╭──
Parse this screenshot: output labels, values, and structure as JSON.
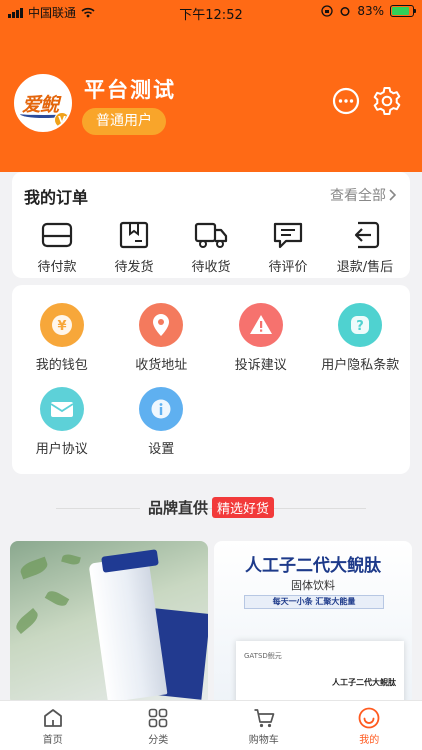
{
  "status_bar": {
    "carrier": "中国联通",
    "time": "下午12:52",
    "battery": "83%"
  },
  "profile": {
    "avatar_text": "爱鲵",
    "avatar_badge": "V",
    "username": "平台测试",
    "level": "普通用户"
  },
  "header_icons": [
    "message-icon",
    "settings-gear-icon"
  ],
  "orders": {
    "title": "我的订单",
    "view_all": "查看全部",
    "items": [
      {
        "label": "待付款",
        "icon": "wallet-card-icon"
      },
      {
        "label": "待发货",
        "icon": "package-box-icon"
      },
      {
        "label": "待收货",
        "icon": "delivery-truck-icon"
      },
      {
        "label": "待评价",
        "icon": "comment-icon"
      },
      {
        "label": "退款/售后",
        "icon": "return-arrow-icon"
      }
    ]
  },
  "services": {
    "items": [
      {
        "label": "我的钱包",
        "icon": "yen-wallet-icon",
        "color": "#f7a73a"
      },
      {
        "label": "收货地址",
        "icon": "location-pin-icon",
        "color": "#f47a5d"
      },
      {
        "label": "投诉建议",
        "icon": "warning-icon",
        "color": "#f6726e"
      },
      {
        "label": "用户隐私条款",
        "icon": "question-icon",
        "color": "#4fd2d0"
      },
      {
        "label": "用户协议",
        "icon": "agreement-envelope-icon",
        "color": "#5dd1d8"
      },
      {
        "label": "设置",
        "icon": "info-icon",
        "color": "#5fb0f0"
      }
    ]
  },
  "brand": {
    "title": "品牌直供",
    "tag": "精选好货"
  },
  "products": [
    {
      "name": "facial-cleanser-product"
    },
    {
      "title": "人工子二代大鲵肽",
      "subtitle": "固体饮料",
      "banner": "每天一小条 汇聚大能量",
      "brand": "GATSD鲵元",
      "box_title": "人工子二代大鲵肽"
    }
  ],
  "tabbar": {
    "items": [
      {
        "label": "首页",
        "icon": "home-icon",
        "active": false
      },
      {
        "label": "分类",
        "icon": "category-grid-icon",
        "active": false
      },
      {
        "label": "购物车",
        "icon": "cart-icon",
        "active": false
      },
      {
        "label": "我的",
        "icon": "profile-icon",
        "active": true
      }
    ]
  },
  "colors": {
    "header": "#ff6a15",
    "level_badge": "#f9a52a",
    "accent": "#ff5a1f",
    "tag": "#f23a3a"
  }
}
╰──
WORK INSTRUCTIONS: Show all lines from the listing above in which "wallet" appears.

FINISHED TASK:
        "icon": "wallet-card-icon"
        "icon": "yen-wallet-icon",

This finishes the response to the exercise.